_Goal_
Scan the lines below for the word "Foundation". Copy each line you find it in.

(Stored entries)
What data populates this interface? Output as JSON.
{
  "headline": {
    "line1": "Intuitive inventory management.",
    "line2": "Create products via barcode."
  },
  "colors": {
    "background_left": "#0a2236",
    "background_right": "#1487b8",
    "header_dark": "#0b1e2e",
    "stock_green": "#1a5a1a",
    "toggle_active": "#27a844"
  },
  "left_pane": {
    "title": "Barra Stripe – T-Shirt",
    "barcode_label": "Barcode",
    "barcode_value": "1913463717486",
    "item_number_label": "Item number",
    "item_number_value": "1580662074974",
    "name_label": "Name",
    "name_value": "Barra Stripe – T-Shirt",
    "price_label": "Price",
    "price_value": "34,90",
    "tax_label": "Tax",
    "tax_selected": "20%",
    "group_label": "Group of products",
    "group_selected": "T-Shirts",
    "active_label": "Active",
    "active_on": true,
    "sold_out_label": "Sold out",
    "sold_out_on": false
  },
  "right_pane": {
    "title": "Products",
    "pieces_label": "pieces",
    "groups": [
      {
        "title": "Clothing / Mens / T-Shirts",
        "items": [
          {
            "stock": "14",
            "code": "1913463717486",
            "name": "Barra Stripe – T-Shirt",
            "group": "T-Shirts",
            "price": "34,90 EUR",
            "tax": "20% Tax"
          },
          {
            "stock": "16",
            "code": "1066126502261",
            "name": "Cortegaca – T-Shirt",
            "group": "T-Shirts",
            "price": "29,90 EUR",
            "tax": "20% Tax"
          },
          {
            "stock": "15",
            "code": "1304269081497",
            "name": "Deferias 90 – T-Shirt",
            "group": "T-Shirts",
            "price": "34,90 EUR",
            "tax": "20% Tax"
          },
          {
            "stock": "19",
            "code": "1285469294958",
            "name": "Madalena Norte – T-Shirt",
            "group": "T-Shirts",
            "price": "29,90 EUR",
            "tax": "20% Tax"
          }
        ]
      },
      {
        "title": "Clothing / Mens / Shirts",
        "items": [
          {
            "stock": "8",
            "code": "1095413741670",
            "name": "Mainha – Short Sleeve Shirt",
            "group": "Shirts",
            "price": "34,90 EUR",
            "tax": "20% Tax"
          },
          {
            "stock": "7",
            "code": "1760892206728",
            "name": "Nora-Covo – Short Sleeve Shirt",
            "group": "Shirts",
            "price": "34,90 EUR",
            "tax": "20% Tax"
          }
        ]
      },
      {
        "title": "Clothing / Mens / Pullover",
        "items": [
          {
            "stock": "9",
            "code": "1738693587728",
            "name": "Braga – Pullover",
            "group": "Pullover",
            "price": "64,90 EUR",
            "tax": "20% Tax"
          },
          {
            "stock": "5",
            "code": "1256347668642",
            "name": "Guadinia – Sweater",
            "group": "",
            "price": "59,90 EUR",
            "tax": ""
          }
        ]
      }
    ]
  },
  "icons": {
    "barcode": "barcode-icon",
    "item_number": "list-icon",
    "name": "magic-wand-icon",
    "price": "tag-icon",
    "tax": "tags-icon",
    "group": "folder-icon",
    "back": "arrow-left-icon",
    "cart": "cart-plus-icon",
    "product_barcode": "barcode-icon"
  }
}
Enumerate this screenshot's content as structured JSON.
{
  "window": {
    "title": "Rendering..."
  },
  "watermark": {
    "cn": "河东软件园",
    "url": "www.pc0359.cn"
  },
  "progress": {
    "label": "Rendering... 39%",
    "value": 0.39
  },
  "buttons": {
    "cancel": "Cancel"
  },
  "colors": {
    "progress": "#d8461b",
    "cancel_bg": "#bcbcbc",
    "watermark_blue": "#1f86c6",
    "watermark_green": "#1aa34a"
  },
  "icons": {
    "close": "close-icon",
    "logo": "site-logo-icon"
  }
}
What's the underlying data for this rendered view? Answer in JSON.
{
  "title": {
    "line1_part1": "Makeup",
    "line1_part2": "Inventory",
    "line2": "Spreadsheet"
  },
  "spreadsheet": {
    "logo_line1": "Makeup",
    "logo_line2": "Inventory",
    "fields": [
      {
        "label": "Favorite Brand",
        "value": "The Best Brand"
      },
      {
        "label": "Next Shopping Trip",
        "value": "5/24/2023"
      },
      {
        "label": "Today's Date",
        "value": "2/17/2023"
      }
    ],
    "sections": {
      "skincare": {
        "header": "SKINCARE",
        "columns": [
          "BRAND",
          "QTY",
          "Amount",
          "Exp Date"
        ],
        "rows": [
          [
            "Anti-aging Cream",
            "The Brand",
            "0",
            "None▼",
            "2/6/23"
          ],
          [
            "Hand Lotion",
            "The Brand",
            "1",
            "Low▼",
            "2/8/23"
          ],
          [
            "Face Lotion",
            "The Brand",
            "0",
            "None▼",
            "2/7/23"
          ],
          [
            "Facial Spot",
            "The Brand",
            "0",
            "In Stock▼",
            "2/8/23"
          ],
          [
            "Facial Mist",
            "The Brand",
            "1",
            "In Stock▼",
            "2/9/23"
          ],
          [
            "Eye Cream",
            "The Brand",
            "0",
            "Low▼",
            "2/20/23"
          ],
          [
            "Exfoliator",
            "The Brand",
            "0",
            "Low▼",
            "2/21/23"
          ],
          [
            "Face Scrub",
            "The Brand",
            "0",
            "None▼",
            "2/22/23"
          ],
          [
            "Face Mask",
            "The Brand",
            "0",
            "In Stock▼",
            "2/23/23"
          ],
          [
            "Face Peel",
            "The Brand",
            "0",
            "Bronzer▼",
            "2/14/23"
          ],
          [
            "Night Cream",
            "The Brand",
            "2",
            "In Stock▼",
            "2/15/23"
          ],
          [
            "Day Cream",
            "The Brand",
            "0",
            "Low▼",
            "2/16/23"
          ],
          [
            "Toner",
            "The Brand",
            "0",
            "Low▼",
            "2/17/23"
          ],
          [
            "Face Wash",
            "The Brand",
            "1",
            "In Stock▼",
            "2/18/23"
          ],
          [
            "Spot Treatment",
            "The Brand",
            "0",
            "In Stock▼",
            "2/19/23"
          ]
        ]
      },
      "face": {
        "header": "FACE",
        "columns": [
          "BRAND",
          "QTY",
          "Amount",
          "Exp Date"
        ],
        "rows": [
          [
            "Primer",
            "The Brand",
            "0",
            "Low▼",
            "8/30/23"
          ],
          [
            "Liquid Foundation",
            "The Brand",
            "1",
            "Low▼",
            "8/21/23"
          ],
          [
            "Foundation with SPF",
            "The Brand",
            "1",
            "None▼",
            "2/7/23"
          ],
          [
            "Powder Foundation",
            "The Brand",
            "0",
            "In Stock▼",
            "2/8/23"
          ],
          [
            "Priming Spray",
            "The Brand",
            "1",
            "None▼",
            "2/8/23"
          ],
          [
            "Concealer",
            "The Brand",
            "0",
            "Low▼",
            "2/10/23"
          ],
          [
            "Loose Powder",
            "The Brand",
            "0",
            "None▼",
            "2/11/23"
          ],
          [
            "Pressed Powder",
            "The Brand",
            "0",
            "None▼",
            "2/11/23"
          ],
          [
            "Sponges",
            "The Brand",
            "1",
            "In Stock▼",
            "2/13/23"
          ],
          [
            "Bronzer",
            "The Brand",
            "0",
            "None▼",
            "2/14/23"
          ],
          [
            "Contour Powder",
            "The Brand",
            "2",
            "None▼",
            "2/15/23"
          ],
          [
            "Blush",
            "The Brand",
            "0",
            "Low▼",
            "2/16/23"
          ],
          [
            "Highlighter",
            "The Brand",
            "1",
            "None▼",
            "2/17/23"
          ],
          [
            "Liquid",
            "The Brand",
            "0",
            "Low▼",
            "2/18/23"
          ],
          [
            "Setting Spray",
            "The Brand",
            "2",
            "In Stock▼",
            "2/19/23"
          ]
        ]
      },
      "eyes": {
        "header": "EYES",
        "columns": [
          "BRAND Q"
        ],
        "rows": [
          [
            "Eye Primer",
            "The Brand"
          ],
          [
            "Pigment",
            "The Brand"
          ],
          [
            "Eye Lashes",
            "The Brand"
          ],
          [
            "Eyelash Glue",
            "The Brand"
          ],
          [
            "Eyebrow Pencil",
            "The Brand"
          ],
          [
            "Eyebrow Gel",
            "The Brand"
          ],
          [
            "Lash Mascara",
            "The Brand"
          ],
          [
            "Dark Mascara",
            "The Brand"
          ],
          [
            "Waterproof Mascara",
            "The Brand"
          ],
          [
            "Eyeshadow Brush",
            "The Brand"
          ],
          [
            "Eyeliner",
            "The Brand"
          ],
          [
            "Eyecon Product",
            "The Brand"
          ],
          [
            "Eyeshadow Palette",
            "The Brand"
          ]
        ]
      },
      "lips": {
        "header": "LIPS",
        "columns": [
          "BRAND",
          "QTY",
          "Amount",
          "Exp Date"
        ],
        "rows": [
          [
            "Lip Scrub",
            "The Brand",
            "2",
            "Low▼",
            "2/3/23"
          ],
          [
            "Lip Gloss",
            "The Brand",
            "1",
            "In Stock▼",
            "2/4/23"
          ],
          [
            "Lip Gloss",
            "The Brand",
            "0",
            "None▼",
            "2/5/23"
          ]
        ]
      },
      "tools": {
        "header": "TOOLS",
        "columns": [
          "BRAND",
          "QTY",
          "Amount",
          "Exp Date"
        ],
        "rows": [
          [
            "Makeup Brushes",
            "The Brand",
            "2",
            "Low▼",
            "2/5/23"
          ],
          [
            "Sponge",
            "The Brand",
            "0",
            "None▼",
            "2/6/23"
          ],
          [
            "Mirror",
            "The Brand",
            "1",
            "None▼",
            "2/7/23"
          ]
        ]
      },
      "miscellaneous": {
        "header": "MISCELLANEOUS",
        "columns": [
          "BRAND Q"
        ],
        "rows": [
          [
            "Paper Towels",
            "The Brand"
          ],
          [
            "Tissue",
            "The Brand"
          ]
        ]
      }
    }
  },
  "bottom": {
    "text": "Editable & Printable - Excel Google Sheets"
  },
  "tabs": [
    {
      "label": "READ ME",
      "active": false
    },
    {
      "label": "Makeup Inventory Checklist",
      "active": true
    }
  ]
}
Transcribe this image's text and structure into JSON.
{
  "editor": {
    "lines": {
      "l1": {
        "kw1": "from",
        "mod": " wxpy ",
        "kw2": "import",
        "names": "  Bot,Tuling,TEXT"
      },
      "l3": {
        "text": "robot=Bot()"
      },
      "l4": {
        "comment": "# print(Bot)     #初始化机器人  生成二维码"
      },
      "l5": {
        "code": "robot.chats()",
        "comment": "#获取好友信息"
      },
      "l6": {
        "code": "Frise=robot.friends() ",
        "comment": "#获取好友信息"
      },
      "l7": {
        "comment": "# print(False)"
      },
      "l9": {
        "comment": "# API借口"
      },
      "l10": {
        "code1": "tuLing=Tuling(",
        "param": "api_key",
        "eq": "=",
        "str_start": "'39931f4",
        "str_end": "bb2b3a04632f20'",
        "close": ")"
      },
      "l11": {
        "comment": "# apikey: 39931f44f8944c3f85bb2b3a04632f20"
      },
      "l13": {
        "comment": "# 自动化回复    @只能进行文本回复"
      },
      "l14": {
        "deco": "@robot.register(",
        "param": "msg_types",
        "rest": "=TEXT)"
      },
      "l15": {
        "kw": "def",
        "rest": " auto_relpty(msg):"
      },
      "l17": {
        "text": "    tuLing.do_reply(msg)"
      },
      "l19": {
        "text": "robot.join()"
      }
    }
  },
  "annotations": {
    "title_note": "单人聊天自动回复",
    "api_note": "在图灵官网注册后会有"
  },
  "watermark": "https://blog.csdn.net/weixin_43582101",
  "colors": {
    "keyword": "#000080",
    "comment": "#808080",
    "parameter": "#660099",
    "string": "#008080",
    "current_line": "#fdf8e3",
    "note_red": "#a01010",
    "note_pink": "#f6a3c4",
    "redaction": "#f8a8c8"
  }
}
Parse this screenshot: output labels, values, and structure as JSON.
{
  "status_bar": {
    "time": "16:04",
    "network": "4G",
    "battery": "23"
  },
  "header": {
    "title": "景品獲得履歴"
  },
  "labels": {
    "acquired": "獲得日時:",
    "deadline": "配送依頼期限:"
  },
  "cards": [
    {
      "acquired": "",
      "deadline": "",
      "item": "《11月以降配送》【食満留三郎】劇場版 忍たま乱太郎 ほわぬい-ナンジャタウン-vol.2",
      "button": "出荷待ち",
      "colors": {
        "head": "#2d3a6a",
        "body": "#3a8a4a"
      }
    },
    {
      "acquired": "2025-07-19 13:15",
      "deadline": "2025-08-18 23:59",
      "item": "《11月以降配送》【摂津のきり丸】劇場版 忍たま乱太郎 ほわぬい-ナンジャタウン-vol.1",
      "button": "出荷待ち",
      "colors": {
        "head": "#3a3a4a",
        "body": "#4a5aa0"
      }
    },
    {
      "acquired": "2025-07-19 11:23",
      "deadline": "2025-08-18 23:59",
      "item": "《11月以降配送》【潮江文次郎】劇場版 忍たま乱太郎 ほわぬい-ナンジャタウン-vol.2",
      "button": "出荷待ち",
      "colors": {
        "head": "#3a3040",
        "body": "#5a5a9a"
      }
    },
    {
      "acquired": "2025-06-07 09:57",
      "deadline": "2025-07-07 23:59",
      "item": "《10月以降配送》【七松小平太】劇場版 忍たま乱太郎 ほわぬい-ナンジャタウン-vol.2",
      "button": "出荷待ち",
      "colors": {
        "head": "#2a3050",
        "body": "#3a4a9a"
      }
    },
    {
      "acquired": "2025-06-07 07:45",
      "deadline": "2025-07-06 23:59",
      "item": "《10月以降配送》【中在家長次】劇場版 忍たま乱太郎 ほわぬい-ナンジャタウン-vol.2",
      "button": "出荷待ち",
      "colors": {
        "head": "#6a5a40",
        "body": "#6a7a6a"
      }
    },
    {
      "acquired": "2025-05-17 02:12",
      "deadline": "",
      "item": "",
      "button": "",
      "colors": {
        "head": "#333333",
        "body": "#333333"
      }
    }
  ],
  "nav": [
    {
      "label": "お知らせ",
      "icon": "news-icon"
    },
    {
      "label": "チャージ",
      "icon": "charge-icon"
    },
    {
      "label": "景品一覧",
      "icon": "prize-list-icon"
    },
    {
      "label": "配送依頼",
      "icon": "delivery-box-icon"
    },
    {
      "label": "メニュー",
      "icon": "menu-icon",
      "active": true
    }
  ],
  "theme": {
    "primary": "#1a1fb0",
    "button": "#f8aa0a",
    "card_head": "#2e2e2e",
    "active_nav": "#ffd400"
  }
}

_The answer_
            "Liquid Foundation",
            "Foundation with SPF",
            "Powder Foundation",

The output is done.